## Tareas por realizar
• A. Indique si cada afirmación coincide con el texto sobre la santa pureza, respondiendo sí o no y citando literalmente las palabras decisivas del texto:
(i) La santa pureza es la virtud principal.
(ii) Los primeros cristianos tuvieron que afrontar un ambiente hostil.
(iii) San Juan Crisóstomo prohíbe casarse.
• B. Responda brevemente, según el texto sobre la santa pureza:
(i) ¿A quién se propone pedir con frecuencia que haya siempre personas que respondan a la llamada del Señor?
(ii) ¿A quiénes da Dios las gracias necesarias para que sean fieles y vivan la santa pureza?
(iii) Según San Juan Crisóstomo, ¿con quién hablaba Cristo cuando dijo «el que mira a una mujer para desearla»?
• C. Prosiga el texto sobre la santa pureza a partir de su última oración.

## Fragmento del texto
# # #

Pidamos con frecuencia a Santa María que haya siempre en el mundo personas que
respondan a esta llamada concreta del Señor; que sepan ser generosas para
entregar al Señor un amor que no comparten con nadie, y que les posibilita el
darse sin medida a los demás.
III. Para
llevar a cabo la propia vocación es necesario vivir la santa pureza, de acuerdo
con las exigencias del propio estado. Dios da las gracias necesarias a quienes
han sido llamados en el matrimonio y a quienes les ha pedido el corazón entero,
para que sean fieles y vivan esta virtud, que no es la principal, pero sí es
indispensable para entrar en la intimidad de Dios. Puede ocurrir que, en
algunos ambientes, esta virtud no esté de moda, y que vivirla con todas sus
consecuencias sea, a los ojos de muchos, algo incomprensible o utópico. También
los primeros cristianos hubieron de hacer frente a un ambiente hostil y
agresivo en este y en otros campos.
Después,
los pastores de la Iglesia se vieron obligados a pronunciar palabras como estas
de San Juan Crisóstomo, que parecen dirigidas a muchos cristianos de nuestros
días: «¿Qué quieres que hagamos? ¿Subirnos al monte y hacernos monjes? Y eso
que decís es lo que me hace llorar: que penséis que la modestia y la castidad
son propias de los monjes. No. Cristo puso leyes comunes para todos. Y así,
cuando dijo: el que mira a una mujer para desearla (Mt 5,
28), no hablaba con el monje, sino con el hombre de la calle (...). Yo no te
prohíbo casarte, ni me opongo a que te diviertas. Solo quiero que se haga con
templanza, no con impudor, no con culpas y pecados sin cuento. No pongo por ley
que os vayáis a los montes y desiertos, sino que seáis buenos, modestos y
castos aun viviendo en medio de las ciudades»13.

# # #

## Material proporcionado

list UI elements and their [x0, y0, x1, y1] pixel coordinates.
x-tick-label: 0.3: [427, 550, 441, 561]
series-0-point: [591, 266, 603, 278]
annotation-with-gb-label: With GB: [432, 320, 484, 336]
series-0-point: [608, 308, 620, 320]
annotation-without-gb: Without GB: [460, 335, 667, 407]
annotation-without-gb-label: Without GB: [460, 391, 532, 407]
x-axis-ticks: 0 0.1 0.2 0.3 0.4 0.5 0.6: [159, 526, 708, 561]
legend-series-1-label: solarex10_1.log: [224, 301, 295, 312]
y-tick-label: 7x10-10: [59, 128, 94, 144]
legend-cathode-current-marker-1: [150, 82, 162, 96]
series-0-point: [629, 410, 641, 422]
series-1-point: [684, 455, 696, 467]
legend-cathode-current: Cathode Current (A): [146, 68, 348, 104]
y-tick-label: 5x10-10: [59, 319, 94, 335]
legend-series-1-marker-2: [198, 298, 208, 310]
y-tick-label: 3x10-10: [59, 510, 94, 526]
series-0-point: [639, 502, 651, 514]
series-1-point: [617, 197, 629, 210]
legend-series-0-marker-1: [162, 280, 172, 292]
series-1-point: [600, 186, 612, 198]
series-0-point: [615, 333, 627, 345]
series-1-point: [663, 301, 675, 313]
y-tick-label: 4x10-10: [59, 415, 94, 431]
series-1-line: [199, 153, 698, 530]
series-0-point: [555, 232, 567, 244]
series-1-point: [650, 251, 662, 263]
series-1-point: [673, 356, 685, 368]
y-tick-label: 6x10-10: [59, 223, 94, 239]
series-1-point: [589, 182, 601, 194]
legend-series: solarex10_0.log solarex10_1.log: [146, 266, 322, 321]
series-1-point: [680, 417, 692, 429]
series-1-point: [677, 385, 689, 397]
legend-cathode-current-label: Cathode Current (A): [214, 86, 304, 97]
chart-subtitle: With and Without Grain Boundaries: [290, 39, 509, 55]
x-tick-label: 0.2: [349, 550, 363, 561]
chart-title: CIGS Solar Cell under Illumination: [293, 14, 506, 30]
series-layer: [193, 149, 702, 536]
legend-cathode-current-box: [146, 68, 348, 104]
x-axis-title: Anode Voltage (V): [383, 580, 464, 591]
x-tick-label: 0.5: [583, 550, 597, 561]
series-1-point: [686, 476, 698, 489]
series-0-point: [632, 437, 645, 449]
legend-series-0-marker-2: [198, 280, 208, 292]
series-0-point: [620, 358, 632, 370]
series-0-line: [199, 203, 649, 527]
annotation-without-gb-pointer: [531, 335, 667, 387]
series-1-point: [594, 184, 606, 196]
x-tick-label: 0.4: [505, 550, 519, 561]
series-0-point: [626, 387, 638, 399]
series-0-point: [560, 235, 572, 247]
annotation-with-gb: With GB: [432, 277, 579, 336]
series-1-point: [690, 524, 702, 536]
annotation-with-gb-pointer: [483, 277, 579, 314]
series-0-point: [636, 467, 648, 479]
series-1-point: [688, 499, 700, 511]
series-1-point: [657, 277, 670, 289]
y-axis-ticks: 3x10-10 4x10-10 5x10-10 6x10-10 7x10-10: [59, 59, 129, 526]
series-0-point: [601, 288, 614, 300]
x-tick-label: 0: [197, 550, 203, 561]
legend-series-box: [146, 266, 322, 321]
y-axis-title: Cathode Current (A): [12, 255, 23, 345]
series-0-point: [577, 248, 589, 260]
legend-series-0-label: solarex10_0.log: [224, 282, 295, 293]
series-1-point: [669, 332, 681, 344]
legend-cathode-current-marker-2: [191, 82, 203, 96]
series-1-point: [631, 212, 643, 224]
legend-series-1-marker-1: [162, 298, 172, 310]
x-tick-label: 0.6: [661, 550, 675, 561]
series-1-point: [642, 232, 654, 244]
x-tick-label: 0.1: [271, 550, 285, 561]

# # #

## Resultados por tarea
• A.
(i) No: «que no es la principal, pero sí es indispensable para entrar en la intimidad de Dios».
(ii) Sí: «También los primeros cristianos hubieron de hacer frente a un ambiente hostil y agresivo en este y en otros campos».
(iii) No: «Yo no te prohíbo casarte, ni me opongo a que te diviertas».

• B.
(i) A Santa María.
(ii) A quienes han sido llamados en el matrimonio y a quienes les ha pedido el corazón entero.
(iii) Con el hombre de la calle.

• C.
¡Qué
bien tan grande podemos realizar en el mundo viviendo delicadamente esta santa
virtud! Llevaremos a todos los lugares que habitualmente frecuentamos nuestro
propio ambiente, con el bonus odor Christi14,
el buen aroma de Cristo, que es propio del alma recia que vive la castidad.
A esta
virtud acompañan otras, que apenas llaman la atención pero que marcan un modo
de comportamiento siempre atractivo. Así son, por ejemplo, los detalles de
modestia y de pudor en el vestir, en el aseo, en el deporte; la negativa, clara
y sin paliativos, a participar en conversaciones que desdicen de un cristiano y
de cualquier persona de bien, el rechazo de espectáculos inmorales, un
planteamiento de las vacaciones que evita la ociosidad y el deterioro moral...;
y, sobre todo, el ejemplo alegre de la propia vida, el optimismo ante los
acontecimientos, el deseo de vivir...
Esta
virtud, tan importante en todo apostolado en medio del mundo, es guardiana del
Amor, del que a la vez se nutre y en el que encuentra su sentido; protege y
defiende tanto el amor divino como el humano. Y si el amor se apaga sería muy
difícil, quizá imposible, vivirla, al menos en su verdadera plenitud y
juventud.
1 Mt 19,
3-12. —
2 San
Francisco de Sales, Introducción a la vida devota, 3, 38.
—
3 Cfr. Conc. Vat.
II, Const. Lumen gentium, 11. —
4 Cfr. San
Josemaría Escrivá, Es Cristo que pasa, 23. —
5 1
Cor 7, 33. —
6 Conc.
Vat. II, loc. cit., 42. —
7 Ibídem.
—
8 Juan
Pablo II, Exhor. Apost. Familiaris consortio, 22-XI-1981,
16. —
9 Ibídem.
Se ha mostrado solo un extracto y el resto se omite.